**Aim**.
Write out all the data again, exactly as it stands.

**Supplied data**.
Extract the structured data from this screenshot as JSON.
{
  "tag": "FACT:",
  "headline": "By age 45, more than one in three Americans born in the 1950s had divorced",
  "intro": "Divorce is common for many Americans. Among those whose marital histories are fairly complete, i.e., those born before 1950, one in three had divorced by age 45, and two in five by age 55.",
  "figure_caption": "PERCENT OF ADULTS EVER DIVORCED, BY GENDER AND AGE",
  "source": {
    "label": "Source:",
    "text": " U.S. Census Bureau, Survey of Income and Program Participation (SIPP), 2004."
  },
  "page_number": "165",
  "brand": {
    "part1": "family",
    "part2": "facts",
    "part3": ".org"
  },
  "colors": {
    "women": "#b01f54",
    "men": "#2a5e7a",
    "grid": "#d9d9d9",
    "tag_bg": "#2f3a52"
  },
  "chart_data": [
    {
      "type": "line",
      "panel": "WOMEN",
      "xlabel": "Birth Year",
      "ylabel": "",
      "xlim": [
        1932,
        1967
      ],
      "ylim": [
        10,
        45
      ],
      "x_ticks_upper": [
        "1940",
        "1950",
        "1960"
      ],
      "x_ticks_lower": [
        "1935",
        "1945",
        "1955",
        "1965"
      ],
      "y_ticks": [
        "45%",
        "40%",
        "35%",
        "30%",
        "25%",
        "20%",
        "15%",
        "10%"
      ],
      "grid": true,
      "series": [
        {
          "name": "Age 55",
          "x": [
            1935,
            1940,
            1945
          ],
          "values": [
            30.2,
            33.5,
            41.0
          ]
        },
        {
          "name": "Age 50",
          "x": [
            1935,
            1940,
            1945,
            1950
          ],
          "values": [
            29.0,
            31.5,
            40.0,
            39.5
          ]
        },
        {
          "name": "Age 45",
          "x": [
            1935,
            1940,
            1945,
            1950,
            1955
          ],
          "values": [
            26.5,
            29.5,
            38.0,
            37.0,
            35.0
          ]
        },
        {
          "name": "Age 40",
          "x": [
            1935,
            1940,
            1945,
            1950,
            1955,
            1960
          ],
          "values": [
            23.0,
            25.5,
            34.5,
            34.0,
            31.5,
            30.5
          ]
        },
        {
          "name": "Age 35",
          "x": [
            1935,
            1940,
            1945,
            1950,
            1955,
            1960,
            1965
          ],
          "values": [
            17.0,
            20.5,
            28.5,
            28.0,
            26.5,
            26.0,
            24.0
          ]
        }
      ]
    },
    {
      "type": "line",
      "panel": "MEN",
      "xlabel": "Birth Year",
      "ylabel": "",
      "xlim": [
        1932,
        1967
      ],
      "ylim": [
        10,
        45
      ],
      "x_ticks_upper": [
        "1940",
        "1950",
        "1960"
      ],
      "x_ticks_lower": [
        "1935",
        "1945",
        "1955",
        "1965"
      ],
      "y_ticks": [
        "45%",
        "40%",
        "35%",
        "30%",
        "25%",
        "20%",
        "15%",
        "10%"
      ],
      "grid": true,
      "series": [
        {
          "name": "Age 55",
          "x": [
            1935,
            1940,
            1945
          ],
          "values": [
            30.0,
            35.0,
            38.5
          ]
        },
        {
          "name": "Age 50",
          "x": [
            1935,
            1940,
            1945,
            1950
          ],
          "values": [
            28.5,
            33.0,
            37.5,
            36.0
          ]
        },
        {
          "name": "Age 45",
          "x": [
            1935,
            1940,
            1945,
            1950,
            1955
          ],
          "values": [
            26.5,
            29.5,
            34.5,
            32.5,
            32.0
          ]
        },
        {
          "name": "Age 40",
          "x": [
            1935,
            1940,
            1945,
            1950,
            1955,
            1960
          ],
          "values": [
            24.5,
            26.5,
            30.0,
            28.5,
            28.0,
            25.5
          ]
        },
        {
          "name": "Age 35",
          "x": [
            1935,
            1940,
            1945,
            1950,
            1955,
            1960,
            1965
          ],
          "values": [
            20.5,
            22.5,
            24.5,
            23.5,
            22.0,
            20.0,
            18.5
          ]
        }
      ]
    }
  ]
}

**Answer to the exercise**.
Extract the structured data from this screenshot as JSON.
{
  "tag": "FACT:",
  "headline": "By age 45, more than one in three Americans born in the 1950s had divorced",
  "intro": "Divorce is common for many Americans. Among those whose marital histories are fairly complete, i.e., those born before 1950, one in three had divorced by age 45, and two in five by age 55.",
  "figure_caption": "PERCENT OF ADULTS EVER DIVORCED, BY GENDER AND AGE",
  "source": {
    "label": "Source:",
    "text": " U.S. Census Bureau, Survey of Income and Program Participation (SIPP), 2004."
  },
  "page_number": "165",
  "brand": {
    "part1": "family",
    "part2": "facts",
    "part3": ".org"
  },
  "colors": {
    "women": "#b01f54",
    "men": "#2a5e7a",
    "grid": "#d9d9d9",
    "tag_bg": "#2f3a52"
  },
  "chart_data": [
    {
      "type": "line",
      "panel": "WOMEN",
      "xlabel": "Birth Year",
      "ylabel": "",
      "xlim": [
        1932,
        1967
      ],
      "ylim": [
        10,
        45
      ],
      "x_ticks_upper": [
        "1940",
        "1950",
        "1960"
      ],
      "x_ticks_lower": [
        "1935",
        "1945",
        "1955",
        "1965"
      ],
      "y_ticks": [
        "45%",
        "40%",
        "35%",
        "30%",
        "25%",
        "20%",
        "15%",
        "10%"
      ],
      "grid": true,
      "series": [
        {
          "name": "Age 55",
          "x": [
            1935,
            1940,
            1945
          ],
          "values": [
            30.2,
            33.5,
            41.0
          ]
        },
        {
          "name": "Age 50",
          "x": [
            1935,
            1940,
            1945,
            1950
          ],
          "values": [
            29.0,
            31.5,
            40.0,
            39.5
          ]
        },
        {
          "name": "Age 45",
          "x": [
            1935,
            1940,
            1945,
            1950,
            1955
          ],
          "values": [
            26.5,
            29.5,
            38.0,
            37.0,
            35.0
          ]
        },
        {
          "name": "Age 40",
          "x": [
            1935,
            1940,
            1945,
            1950,
            1955,
            1960
          ],
          "values": [
            23.0,
            25.5,
            34.5,
            34.0,
            31.5,
            30.5
          ]
        },
        {
          "name": "Age 35",
          "x": [
            1935,
            1940,
            1945,
            1950,
            1955,
            1960,
            1965
          ],
          "values": [
            17.0,
            20.5,
            28.5,
            28.0,
            26.5,
            26.0,
            24.0
          ]
        }
      ]
    },
    {
      "type": "line",
      "panel": "MEN",
      "xlabel": "Birth Year",
      "ylabel": "",
      "xlim": [
        1932,
        1967
      ],
      "ylim": [
        10,
        45
      ],
      "x_ticks_upper": [
        "1940",
        "1950",
        "1960"
      ],
      "x_ticks_lower": [
        "1935",
        "1945",
        "1955",
        "1965"
      ],
      "y_ticks": [
        "45%",
        "40%",
        "35%",
        "30%",
        "25%",
        "20%",
        "15%",
        "10%"
      ],
      "grid": true,
      "series": [
        {
          "name": "Age 55",
          "x": [
            1935,
            1940,
            1945
          ],
          "values": [
            30.0,
            35.0,
            38.5
          ]
        },
        {
          "name": "Age 50",
          "x": [
            1935,
            1940,
            1945,
            1950
          ],
          "values": [
            28.5,
            33.0,
            37.5,
            36.0
          ]
        },
        {
          "name": "Age 45",
          "x": [
            1935,
            1940,
            1945,
            1950,
            1955
          ],
          "values": [
            26.5,
            29.5,
            34.5,
            32.5,
            32.0
          ]
        },
        {
          "name": "Age 40",
          "x": [
            1935,
            1940,
            1945,
            1950,
            1955,
            1960
          ],
          "values": [
            24.5,
            26.5,
            30.0,
            28.5,
            28.0,
            25.5
          ]
        },
        {
          "name": "Age 35",
          "x": [
            1935,
            1940,
            1945,
            1950,
            1955,
            1960,
            1965
          ],
          "values": [
            20.5,
            22.5,
            24.5,
            23.5,
            22.0,
            20.0,
            18.5
          ]
        }
      ]
    }
  ]
}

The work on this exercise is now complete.